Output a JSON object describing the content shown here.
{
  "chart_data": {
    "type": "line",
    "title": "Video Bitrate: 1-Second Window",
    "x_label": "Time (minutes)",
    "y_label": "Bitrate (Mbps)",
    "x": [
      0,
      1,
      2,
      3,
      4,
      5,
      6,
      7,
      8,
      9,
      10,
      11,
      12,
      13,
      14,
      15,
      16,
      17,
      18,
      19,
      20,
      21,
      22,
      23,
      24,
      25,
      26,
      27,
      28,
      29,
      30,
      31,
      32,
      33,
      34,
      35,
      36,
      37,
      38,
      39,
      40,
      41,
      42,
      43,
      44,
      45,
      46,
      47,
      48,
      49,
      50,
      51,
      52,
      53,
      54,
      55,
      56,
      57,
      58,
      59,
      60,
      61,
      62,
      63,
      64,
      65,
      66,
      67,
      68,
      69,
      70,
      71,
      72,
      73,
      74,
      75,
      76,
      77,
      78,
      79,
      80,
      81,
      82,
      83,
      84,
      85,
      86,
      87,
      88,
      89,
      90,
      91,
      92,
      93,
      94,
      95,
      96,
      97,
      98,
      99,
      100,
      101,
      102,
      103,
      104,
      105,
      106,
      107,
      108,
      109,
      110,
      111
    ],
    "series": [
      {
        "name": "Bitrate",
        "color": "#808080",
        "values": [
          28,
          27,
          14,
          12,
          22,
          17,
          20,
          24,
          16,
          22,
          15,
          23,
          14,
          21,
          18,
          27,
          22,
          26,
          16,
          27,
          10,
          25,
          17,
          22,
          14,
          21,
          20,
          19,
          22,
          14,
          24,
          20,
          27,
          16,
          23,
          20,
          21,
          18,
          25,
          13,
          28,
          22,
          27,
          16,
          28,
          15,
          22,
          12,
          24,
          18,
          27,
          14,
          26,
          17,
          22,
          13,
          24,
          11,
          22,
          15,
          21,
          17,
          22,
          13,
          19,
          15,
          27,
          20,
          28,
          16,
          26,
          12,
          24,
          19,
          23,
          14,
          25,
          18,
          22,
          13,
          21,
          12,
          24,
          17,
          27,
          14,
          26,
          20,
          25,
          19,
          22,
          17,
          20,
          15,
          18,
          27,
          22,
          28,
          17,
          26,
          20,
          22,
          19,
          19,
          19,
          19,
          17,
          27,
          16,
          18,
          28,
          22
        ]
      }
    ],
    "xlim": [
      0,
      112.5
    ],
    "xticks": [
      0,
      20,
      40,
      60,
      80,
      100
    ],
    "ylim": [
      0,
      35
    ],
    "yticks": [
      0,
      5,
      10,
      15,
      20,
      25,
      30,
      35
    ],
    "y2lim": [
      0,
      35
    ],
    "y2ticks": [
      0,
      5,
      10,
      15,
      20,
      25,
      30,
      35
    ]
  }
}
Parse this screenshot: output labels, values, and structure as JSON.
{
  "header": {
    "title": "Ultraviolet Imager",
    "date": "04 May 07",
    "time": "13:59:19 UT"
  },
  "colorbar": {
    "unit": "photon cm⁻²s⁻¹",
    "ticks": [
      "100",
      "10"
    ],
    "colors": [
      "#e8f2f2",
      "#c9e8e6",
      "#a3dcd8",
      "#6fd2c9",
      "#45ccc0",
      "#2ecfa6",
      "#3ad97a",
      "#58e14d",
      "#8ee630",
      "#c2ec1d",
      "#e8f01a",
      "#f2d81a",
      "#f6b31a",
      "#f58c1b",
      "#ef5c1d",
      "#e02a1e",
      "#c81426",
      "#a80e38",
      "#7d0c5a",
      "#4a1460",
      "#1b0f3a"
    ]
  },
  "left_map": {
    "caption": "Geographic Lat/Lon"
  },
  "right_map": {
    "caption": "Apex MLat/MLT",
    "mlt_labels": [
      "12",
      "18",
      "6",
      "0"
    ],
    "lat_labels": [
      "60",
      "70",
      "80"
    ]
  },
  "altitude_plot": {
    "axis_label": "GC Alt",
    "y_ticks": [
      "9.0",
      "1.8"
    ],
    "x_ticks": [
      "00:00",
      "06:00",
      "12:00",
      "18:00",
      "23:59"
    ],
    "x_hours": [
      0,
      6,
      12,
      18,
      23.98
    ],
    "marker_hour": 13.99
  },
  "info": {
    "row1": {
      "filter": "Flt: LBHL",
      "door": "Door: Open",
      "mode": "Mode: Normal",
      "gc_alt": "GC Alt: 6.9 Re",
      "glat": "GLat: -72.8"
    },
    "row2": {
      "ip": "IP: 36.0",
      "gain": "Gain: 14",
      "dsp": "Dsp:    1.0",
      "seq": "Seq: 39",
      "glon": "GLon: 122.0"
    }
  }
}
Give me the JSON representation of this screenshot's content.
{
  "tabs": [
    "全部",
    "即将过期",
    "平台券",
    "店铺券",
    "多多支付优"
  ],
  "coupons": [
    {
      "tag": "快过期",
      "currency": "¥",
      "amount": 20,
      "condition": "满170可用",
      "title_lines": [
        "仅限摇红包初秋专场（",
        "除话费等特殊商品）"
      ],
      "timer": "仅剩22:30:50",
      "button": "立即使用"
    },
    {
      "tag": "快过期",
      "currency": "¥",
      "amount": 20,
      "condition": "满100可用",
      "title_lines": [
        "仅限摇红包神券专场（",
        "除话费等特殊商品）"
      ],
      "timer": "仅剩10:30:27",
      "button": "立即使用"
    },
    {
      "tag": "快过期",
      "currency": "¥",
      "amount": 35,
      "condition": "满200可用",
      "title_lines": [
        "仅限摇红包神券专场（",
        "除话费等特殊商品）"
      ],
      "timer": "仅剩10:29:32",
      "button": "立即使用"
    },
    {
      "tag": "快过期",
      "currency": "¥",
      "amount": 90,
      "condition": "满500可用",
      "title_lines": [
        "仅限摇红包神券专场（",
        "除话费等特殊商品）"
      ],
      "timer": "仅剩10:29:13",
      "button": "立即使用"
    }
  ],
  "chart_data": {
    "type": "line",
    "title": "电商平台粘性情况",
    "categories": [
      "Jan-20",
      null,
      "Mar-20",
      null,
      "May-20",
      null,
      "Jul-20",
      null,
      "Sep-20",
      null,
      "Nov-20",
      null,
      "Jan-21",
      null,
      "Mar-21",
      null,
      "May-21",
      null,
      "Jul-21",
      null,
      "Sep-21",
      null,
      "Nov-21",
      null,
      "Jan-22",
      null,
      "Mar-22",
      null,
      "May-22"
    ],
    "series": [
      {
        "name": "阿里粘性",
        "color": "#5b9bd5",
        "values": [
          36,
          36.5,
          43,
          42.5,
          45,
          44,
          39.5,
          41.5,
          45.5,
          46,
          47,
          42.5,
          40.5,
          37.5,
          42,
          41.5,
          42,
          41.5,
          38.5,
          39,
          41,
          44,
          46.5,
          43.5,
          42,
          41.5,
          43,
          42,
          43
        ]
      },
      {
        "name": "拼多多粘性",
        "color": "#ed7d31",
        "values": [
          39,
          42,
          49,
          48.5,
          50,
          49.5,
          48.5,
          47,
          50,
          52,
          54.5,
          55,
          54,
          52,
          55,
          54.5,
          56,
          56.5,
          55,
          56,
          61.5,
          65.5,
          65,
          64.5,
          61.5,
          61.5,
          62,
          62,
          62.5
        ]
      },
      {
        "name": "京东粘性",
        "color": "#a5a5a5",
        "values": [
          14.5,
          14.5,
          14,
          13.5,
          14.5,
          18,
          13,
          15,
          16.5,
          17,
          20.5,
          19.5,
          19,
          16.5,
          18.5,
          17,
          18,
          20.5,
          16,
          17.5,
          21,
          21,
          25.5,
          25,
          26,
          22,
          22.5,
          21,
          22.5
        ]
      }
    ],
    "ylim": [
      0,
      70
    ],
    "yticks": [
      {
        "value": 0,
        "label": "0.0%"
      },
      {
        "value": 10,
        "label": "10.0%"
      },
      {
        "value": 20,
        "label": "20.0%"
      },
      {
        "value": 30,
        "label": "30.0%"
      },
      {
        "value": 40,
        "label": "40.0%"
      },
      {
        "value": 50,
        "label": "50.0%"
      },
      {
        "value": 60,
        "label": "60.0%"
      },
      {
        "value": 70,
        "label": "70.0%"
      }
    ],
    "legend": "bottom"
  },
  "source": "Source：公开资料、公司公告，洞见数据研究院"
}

.....

• _Given task_:
Gather each line of the listing containing the word "this" and show it.

• _Task result_:
Parse this screenshot: output labels, values, and structure as JSON.
Give me the JSON representation of this screenshot's content.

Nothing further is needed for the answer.